Instructions to follow:
In the records below, work out how many lines hold the word "資料來源". Report the number alone.

Supplied information:
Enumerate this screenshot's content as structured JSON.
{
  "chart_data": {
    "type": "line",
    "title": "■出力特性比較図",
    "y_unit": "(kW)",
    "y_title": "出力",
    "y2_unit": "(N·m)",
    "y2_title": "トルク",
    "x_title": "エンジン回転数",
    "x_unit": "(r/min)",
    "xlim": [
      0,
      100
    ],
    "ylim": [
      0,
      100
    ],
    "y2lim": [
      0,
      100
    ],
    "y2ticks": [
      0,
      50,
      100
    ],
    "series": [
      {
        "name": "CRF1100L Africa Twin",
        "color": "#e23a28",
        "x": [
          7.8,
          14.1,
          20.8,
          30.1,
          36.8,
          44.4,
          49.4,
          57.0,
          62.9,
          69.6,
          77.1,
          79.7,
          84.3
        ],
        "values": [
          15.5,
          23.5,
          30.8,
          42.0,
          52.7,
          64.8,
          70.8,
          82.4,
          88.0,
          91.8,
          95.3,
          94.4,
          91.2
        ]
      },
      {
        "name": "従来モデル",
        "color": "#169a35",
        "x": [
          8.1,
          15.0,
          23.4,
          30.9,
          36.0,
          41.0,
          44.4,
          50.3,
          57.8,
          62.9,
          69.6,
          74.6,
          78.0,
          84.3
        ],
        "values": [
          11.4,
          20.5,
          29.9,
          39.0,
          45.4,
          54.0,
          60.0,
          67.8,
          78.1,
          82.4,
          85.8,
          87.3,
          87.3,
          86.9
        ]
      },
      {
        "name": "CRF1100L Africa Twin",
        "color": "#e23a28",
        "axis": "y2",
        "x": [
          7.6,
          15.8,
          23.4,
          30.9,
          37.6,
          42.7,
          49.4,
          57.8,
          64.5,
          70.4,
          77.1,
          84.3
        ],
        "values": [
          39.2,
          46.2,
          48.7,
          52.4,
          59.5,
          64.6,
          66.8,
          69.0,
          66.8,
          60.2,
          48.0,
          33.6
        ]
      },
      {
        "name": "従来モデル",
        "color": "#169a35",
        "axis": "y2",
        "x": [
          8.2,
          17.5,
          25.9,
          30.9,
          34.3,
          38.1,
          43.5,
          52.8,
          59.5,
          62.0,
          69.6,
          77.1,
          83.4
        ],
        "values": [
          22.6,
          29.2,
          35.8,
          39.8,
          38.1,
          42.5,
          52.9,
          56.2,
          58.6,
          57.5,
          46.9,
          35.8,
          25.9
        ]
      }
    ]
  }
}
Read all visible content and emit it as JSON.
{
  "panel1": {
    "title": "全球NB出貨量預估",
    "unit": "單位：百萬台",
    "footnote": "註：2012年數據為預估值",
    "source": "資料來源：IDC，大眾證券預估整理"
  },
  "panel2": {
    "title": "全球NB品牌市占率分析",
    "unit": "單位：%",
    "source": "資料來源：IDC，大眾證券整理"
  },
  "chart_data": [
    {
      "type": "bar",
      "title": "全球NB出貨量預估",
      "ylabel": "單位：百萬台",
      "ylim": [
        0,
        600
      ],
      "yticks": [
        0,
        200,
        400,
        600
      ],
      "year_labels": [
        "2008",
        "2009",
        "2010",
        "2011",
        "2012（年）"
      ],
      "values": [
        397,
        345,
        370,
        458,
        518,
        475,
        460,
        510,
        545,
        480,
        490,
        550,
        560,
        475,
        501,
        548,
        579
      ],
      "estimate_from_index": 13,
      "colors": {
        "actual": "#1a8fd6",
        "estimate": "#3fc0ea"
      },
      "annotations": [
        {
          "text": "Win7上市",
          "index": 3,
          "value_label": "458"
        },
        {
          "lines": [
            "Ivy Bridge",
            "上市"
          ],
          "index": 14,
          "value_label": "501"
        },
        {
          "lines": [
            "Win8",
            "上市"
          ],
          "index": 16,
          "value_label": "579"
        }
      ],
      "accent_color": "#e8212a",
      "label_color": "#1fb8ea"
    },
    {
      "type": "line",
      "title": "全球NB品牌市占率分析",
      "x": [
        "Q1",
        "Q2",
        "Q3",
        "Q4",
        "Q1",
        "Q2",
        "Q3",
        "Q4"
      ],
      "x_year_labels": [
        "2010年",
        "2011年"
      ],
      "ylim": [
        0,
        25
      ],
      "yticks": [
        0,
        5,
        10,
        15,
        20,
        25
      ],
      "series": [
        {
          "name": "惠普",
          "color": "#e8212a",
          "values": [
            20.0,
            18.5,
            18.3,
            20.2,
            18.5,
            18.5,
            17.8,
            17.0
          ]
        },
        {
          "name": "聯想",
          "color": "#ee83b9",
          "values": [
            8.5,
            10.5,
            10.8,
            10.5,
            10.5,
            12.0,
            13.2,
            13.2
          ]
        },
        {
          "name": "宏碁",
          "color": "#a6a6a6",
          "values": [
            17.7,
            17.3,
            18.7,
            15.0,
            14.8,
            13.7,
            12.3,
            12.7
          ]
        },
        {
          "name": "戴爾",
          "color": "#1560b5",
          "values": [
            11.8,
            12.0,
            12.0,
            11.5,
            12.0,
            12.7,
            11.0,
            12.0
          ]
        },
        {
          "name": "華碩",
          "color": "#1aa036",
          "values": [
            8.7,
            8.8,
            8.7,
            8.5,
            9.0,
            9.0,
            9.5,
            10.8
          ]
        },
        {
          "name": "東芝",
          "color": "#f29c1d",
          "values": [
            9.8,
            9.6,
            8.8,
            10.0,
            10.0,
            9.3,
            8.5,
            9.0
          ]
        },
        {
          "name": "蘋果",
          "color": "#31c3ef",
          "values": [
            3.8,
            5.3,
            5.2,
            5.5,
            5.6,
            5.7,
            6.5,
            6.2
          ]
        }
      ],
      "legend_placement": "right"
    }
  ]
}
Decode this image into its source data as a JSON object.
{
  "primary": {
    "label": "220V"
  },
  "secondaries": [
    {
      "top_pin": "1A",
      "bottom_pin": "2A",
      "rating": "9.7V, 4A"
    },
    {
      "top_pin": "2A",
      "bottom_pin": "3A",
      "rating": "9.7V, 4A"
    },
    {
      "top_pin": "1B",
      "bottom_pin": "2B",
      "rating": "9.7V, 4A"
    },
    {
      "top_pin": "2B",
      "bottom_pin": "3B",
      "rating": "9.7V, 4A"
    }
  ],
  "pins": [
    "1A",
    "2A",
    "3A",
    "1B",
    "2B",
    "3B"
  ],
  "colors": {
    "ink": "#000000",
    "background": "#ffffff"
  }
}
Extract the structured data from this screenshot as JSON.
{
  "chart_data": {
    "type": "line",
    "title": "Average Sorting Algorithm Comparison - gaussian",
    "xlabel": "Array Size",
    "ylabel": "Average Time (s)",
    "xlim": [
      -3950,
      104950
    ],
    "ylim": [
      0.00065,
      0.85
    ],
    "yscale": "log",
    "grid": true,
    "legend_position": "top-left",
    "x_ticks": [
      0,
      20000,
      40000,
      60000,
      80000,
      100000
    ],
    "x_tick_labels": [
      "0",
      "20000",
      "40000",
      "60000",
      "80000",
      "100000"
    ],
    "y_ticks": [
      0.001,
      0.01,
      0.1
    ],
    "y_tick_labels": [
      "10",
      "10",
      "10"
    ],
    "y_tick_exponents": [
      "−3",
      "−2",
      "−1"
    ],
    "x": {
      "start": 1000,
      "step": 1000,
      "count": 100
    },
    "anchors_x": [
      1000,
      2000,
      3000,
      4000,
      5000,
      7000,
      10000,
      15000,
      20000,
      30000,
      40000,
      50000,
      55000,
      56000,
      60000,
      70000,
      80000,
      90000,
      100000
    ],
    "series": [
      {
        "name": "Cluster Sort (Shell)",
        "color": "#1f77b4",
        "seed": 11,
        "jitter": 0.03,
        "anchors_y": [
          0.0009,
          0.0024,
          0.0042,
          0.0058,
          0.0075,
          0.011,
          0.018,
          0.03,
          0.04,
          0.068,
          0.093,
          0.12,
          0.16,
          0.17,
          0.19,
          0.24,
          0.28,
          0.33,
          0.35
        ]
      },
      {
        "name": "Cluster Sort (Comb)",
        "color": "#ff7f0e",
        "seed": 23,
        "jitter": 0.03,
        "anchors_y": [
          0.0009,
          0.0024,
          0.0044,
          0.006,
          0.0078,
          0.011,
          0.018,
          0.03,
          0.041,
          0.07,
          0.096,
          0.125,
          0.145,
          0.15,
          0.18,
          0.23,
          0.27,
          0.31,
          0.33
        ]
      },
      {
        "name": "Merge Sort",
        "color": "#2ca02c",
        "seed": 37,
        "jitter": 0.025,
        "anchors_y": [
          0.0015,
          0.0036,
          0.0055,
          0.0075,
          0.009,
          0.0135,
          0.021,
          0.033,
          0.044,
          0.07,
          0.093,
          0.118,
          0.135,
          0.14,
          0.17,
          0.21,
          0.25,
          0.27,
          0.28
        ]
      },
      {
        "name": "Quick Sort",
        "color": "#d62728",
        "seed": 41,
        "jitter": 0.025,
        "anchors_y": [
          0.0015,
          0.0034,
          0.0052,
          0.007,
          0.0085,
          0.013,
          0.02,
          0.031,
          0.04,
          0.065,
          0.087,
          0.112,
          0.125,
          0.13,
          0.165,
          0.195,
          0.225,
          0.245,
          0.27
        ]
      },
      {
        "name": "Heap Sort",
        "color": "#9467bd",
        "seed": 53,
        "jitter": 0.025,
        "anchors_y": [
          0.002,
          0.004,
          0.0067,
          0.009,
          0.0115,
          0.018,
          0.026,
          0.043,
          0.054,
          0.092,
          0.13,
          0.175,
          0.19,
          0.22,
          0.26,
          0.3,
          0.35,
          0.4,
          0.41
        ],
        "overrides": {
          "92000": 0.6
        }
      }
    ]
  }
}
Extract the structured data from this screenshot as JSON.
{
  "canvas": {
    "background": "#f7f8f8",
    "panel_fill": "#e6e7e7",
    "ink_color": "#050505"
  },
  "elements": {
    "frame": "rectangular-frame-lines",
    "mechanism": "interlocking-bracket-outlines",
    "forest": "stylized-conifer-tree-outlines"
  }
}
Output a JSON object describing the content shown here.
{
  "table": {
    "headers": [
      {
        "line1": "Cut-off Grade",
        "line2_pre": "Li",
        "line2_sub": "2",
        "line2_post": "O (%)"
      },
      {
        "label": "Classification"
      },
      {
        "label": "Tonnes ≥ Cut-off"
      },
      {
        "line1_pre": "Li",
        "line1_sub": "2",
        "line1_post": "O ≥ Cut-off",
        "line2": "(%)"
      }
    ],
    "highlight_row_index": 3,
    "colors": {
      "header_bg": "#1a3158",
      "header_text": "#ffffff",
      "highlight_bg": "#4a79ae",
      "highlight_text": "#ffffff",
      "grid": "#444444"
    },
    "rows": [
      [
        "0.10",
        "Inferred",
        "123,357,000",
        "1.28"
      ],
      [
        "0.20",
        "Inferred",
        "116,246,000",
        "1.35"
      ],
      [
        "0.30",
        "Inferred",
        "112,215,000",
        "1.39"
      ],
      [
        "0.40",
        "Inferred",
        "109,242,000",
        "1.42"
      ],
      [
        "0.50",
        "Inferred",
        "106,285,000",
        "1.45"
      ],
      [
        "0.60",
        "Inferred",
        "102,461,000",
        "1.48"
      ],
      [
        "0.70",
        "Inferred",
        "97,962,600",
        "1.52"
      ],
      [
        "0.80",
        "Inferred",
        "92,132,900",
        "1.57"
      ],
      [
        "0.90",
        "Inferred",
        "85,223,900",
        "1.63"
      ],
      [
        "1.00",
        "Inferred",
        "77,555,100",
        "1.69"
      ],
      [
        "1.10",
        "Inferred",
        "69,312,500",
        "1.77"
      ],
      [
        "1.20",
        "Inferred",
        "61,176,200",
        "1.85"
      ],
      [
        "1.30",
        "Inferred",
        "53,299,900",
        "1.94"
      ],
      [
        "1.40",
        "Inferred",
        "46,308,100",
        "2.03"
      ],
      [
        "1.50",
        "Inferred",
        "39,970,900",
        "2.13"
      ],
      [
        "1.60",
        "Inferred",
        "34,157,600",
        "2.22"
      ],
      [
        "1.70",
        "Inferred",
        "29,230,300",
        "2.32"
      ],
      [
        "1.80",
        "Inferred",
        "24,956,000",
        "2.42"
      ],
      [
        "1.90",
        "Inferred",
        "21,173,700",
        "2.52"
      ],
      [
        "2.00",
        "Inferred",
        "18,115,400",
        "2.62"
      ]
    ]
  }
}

Result of the task:
2